Consegna: Prosegui, per favore, il brano sulle eccezioni del debitore ceduto nei confronti della S.P.V., ripartendo subito dopo l'ultima frase riportata.

Brano proposto:
|---|

Come emerso nel corso degli interventi degli altri relatori, molte possono essere le criticità nei rapporti banca-cliente, la maggior parte riconducibili alla nullità di clausole contrattuali.
Sulla possibilità che il debitore possa formulare eccezioni, finalizzate a paralizzare la pretesa della S.P.V., o domande riconvenzionali, fino allo scorso agosto si fronteggiavano nei Tribunali italiani due orientamenti opposti (più un terzo che in realtà costituisce specificazione del secondo).
1) Un primo orientamento – tradizionalmente ritenuto minoritario – sostiene che la S.P.V. non possa essere destinataria di eccezioni formulate dal ceduto e fondate sul rapporto da questi intrattenuto con la banca cedente, né tantomeno di domande riconvenzionali di ripetizione d’indebito. Ciò essenzialmente in base alle seguenti motivazioni, che riporto sinteticamente:
– l’art. 4 della L. n. 130/1999 non richiama il quinto comma dell’art. 58 T.u.b. (per cui “I creditori ceduti hanno facoltà, entro tre mesi dagli adempimenti pubblicitari previsti dal comma 2, di esigere dal cedente o dal cessionario l’adempimento delle obbligazioni oggetto di cessione. Trascorso il termine di tre mesi, il cessionario risponde in via esclusiva.”). Ciò starebbe a significare la possibilità, per il debitore ceduto che si assumesse creditore di somme indebitamente versate, di poter rivolgere la propria pretesa nei confronti del cedente anche decorsi i tre mesi previsti da detta disposizione;
– la cartolarizzazione è operazione di cessione del credito, non del contratto, per cui alla cessionaria viene trasferito solo il lato attivo delle obbligazioni, non potendo farsi valere nei suoi confronti eccezioni fondate su rapporti contrattuali intercorsi tra originator e ceduto. Anche per questo motivo, non sarebbe applicabile il quinto comma dell’art. 58 T.u.b., posto che la norma è riferibile a cessioni di interi rapporti;
– la sostituzione del cessionario al cedente nell’ambito dell’art. 58 T.u.b. sarebbe giustificata dalla solvibilità delle banche, che è ben superiore a quella delle S.P.V. Sostituzione dunque non possibile nelle operazioni di cartolarizzazione.

|---|

Voci riportate:
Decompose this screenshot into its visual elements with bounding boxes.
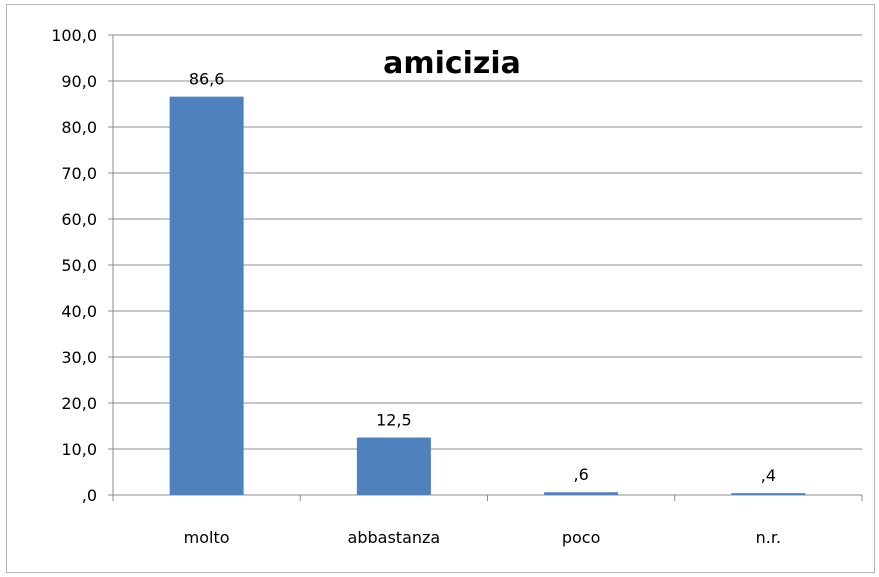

|---|

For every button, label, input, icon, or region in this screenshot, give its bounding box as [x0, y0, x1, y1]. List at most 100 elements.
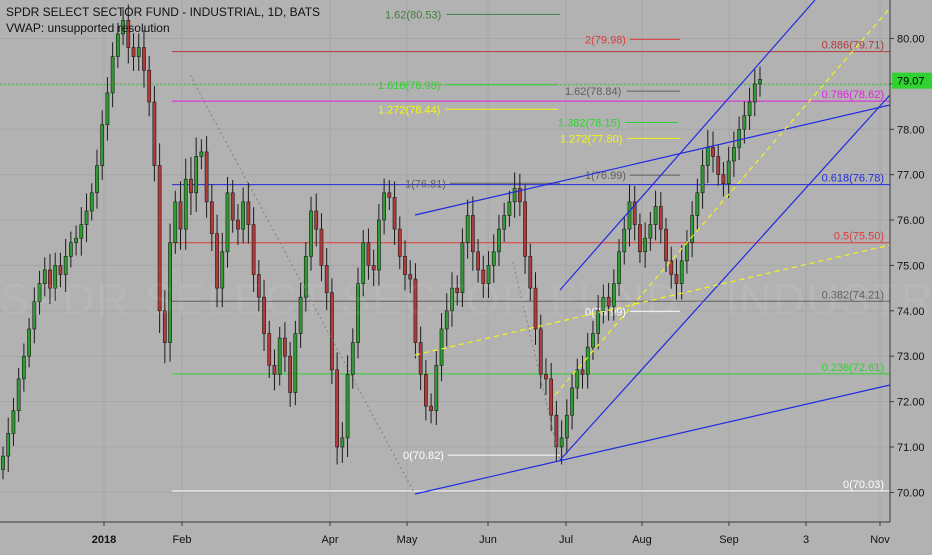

|---|

Risultato finale:
Appartengono a questo filone le seguenti sentenze delle corti di merito:
Trib. S.M. Capua Vetere, sent. 21.05.2018, n. 1742 (in http://www.expartecreditoris.it), che insiste sulla non applicabilità dell’art. 58, quinto comma, T.u.b., salvo poi ritenere la questione sulla legittimazione assorbita dalla manifesta infondatezza della domanda nel merito;
Trib. Monza, sent. 5.06.2017, n. 1761 (in banca dati DeJure), che motiva in modo identico, sempre con riferimento alla non applicabilità del quinto comma dell’art. 58 T.u.b. e al fatto che le censure basate su nullità contrattuali debbano essere indirizzate alla cedente, poiché non si ha cessione del contratto;
A.B.F. Milano, dec. n. 8884 del 1.12.2015, che ripresenta le solite argomentazioni e poi ritiene assorbita la questione di legittimazione passiva per manifesta infondatezza nel merito;
Trib. Palermo, Sez. distaccata Bagheria, sent. 4.11.2008 (in http://www.ilcaso.it), in cui, prima ancora della mancata applicabilità del quinto comma suddetto, si valorizza la mancata cessione del contratto, ritenendo che nulla sia previsto, nel caso sottoposto al giudizio del Tribunale, in merito ai debiti del cedente.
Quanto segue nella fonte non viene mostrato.